REQUIRED WORK:
Copy each line that contains the word "Cooperage".

START DATA ENTRIES

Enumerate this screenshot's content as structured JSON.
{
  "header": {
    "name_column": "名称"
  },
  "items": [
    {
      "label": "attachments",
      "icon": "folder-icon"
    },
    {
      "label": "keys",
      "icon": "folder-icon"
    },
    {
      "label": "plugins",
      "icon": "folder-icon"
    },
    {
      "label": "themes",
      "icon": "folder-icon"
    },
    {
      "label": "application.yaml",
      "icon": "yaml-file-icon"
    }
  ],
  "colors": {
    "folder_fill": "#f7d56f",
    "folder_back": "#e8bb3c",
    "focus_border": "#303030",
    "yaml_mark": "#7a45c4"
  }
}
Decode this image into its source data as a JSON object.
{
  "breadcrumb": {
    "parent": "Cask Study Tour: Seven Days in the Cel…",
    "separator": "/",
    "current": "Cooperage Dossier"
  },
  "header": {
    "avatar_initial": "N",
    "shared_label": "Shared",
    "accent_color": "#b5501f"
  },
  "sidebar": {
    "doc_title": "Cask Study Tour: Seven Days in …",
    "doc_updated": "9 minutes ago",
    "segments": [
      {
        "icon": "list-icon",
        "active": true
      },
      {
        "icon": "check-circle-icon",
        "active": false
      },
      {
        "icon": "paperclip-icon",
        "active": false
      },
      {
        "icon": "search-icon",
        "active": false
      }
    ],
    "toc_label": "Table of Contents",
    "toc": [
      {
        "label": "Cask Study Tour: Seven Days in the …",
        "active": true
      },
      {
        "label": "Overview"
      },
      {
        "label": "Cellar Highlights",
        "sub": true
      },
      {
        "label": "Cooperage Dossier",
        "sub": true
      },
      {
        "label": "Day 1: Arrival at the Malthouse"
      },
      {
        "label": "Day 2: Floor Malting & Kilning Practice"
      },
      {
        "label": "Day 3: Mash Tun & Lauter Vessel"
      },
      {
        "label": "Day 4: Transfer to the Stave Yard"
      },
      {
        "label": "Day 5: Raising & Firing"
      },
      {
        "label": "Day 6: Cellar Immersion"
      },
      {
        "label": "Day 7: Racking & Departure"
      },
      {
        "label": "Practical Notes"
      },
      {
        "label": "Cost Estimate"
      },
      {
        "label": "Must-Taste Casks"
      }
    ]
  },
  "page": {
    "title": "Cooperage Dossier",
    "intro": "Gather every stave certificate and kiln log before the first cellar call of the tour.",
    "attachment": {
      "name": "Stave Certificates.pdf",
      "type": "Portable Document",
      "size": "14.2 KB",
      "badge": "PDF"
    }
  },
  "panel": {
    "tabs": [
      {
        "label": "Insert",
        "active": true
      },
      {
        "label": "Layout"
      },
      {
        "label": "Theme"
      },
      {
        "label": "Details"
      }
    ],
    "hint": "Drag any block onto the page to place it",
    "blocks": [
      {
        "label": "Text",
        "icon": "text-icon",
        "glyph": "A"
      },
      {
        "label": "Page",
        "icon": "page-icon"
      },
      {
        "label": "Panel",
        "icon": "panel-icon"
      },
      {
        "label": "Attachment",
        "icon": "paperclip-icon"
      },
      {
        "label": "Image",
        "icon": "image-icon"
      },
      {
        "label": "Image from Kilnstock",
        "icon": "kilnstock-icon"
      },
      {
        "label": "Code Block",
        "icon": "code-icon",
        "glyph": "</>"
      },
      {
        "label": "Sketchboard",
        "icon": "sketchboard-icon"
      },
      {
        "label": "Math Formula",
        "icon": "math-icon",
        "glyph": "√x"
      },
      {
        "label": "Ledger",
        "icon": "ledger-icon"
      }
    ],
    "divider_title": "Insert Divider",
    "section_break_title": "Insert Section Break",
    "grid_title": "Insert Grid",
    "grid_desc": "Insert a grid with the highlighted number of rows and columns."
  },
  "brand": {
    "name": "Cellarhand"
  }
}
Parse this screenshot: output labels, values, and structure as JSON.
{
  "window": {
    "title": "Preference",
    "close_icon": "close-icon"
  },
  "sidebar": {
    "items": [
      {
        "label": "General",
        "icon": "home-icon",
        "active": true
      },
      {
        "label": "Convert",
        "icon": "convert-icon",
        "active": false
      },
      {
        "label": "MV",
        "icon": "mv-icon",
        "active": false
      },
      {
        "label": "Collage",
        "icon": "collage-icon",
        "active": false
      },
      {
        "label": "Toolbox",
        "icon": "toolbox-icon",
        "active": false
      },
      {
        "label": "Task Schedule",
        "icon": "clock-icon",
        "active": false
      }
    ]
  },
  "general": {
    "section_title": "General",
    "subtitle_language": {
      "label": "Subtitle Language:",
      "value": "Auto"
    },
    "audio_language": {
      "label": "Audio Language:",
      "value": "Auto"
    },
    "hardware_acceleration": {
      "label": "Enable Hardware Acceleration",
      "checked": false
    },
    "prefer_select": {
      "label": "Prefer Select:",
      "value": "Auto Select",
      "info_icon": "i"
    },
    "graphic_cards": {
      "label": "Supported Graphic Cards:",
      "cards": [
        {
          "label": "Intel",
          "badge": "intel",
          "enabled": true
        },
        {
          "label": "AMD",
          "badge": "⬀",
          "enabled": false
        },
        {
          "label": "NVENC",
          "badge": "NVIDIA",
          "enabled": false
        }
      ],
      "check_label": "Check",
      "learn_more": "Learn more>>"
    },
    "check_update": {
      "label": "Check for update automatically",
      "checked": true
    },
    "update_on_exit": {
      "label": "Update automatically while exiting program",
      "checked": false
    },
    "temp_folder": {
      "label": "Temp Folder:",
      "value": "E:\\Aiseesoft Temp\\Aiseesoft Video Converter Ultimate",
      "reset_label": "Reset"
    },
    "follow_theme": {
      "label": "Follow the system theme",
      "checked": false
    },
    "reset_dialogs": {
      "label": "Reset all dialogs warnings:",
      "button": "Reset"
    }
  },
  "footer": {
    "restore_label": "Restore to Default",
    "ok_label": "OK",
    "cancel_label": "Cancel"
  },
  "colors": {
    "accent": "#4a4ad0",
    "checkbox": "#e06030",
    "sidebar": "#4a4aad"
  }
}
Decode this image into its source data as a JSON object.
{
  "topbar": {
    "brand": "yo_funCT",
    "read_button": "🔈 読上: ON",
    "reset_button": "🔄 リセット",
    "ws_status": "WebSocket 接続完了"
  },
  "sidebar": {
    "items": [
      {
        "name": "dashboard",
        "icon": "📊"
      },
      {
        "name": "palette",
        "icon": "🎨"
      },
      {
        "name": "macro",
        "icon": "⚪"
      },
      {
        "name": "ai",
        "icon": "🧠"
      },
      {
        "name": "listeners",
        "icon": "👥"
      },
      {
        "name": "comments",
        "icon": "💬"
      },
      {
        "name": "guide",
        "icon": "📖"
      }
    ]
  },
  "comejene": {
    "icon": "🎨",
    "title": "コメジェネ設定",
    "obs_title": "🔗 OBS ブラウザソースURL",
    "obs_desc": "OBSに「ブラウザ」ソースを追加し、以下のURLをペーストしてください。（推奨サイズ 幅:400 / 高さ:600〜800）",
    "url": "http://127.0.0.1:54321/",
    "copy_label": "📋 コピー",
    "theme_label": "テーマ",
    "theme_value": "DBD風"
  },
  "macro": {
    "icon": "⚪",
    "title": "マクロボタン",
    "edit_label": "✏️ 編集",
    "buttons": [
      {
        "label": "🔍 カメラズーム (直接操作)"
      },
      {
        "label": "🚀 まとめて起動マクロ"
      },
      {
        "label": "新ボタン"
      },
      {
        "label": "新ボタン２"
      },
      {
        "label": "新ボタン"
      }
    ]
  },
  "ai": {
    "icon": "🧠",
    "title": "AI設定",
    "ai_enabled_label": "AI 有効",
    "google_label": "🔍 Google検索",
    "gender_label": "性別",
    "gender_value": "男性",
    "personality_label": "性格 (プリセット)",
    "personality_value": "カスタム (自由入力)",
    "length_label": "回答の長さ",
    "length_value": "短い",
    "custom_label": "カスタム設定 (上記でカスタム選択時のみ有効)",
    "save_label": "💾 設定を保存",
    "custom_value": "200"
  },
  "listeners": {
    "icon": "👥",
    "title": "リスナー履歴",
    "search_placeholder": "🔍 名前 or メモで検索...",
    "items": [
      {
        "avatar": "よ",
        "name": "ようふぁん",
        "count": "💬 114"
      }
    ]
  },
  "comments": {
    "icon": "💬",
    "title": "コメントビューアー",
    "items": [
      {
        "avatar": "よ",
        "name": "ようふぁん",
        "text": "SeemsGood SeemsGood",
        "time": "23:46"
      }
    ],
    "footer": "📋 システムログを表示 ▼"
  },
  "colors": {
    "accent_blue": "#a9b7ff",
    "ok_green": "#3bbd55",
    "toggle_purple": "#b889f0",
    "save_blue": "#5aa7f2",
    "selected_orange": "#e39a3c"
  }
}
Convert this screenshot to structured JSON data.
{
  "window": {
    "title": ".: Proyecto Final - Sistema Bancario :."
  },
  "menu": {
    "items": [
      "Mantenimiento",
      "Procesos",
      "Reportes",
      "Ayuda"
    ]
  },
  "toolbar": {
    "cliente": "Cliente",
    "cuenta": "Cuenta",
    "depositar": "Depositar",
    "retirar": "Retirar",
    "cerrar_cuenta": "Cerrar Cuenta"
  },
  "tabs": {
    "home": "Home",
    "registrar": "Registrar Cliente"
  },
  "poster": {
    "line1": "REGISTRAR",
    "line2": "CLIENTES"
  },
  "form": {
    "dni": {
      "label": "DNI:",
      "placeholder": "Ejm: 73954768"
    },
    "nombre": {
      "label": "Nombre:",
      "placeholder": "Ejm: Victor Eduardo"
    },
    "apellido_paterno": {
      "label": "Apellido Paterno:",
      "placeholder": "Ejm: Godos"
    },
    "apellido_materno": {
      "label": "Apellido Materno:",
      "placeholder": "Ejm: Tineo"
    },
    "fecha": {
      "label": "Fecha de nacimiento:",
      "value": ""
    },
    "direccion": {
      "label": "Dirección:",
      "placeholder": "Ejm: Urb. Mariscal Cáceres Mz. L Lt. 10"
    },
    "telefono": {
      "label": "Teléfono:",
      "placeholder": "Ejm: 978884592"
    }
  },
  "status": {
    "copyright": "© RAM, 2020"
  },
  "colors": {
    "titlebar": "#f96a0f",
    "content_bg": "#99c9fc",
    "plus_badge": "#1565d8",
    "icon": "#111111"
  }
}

END DATA ENTRIES

FINAL RESULT:
    "current": "Cooperage Dossier"
        "label": "Cooperage Dossier",
    "title": "Cooperage Dossier",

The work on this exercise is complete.